[BEGIN RECORDS FOR THE TASK]

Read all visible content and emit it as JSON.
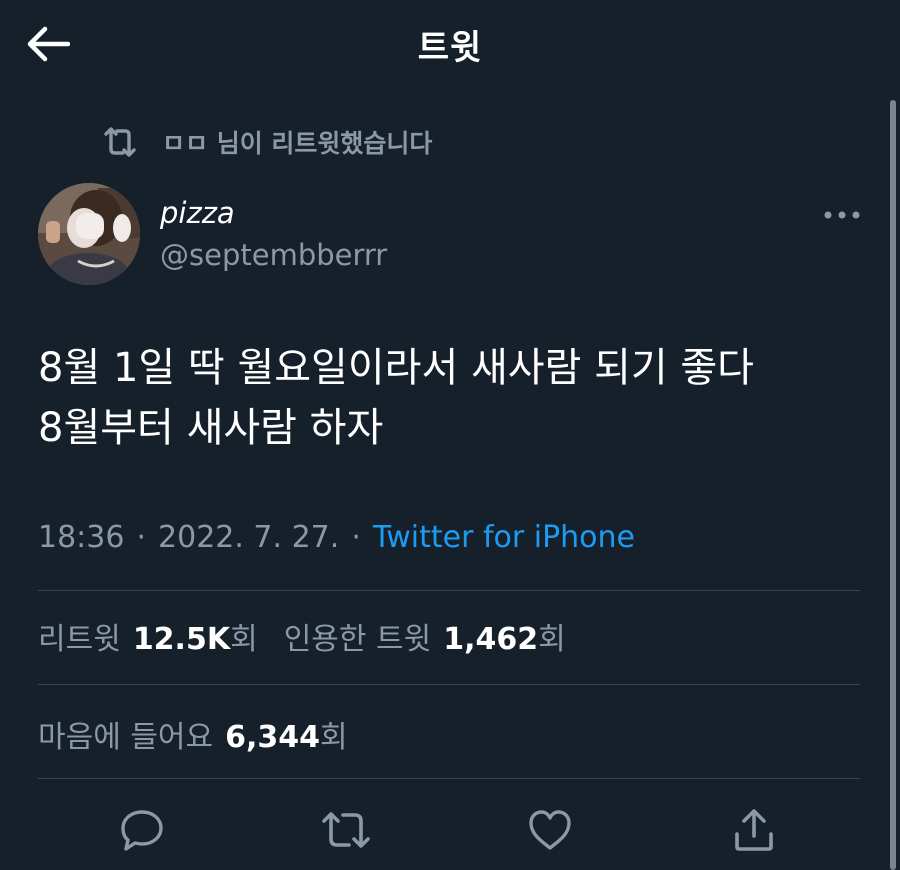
{
  "header": {
    "title": "트윗"
  },
  "retweet_context": {
    "text": "ㅁㅁ 님이 리트윗했습니다"
  },
  "tweet": {
    "display_name": "pizza",
    "handle": "@septembberrr",
    "text": "8월 1일 딱 월요일이라서 새사람 되기 좋다\n8월부터 새사람 하자",
    "time": "18:36",
    "date": "2022. 7. 27.",
    "separator": "·",
    "source": "Twitter for iPhone"
  },
  "stats": {
    "retweets_label": "리트윗",
    "retweets_value": "12.5K",
    "retweets_unit": "회",
    "quotes_label": "인용한 트윗",
    "quotes_value": "1,462",
    "quotes_unit": "회",
    "likes_label": "마음에 들어요",
    "likes_value": "6,344",
    "likes_unit": "회"
  },
  "actions": {
    "icons": [
      "reply-icon",
      "retweet-icon",
      "like-icon",
      "share-icon"
    ]
  },
  "colors": {
    "background": "#15202b",
    "secondary_text": "#8b98a5",
    "link": "#1d9bf0",
    "divider": "#38444d"
  }
}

[END RECORDS FOR THE TASK]

## [YOUR GOAL]
Restate the full listing verbatim and drop every picture.

## [SOLVED PROBLEM]
Read all visible content and emit it as JSON.
{
  "header": {
    "title": "트윗"
  },
  "retweet_context": {
    "text": "ㅁㅁ 님이 리트윗했습니다"
  },
  "tweet": {
    "display_name": "pizza",
    "handle": "@septembberrr",
    "text": "8월 1일 딱 월요일이라서 새사람 되기 좋다\n8월부터 새사람 하자",
    "time": "18:36",
    "date": "2022. 7. 27.",
    "separator": "·",
    "source": "Twitter for iPhone"
  },
  "stats": {
    "retweets_label": "리트윗",
    "retweets_value": "12.5K",
    "retweets_unit": "회",
    "quotes_label": "인용한 트윗",
    "quotes_value": "1,462",
    "quotes_unit": "회",
    "likes_label": "마음에 들어요",
    "likes_value": "6,344",
    "likes_unit": "회"
  },
  "actions": {
    "icons": [
      "reply-icon",
      "retweet-icon",
      "like-icon",
      "share-icon"
    ]
  },
  "colors": {
    "background": "#15202b",
    "secondary_text": "#8b98a5",
    "link": "#1d9bf0",
    "divider": "#38444d"
  }
}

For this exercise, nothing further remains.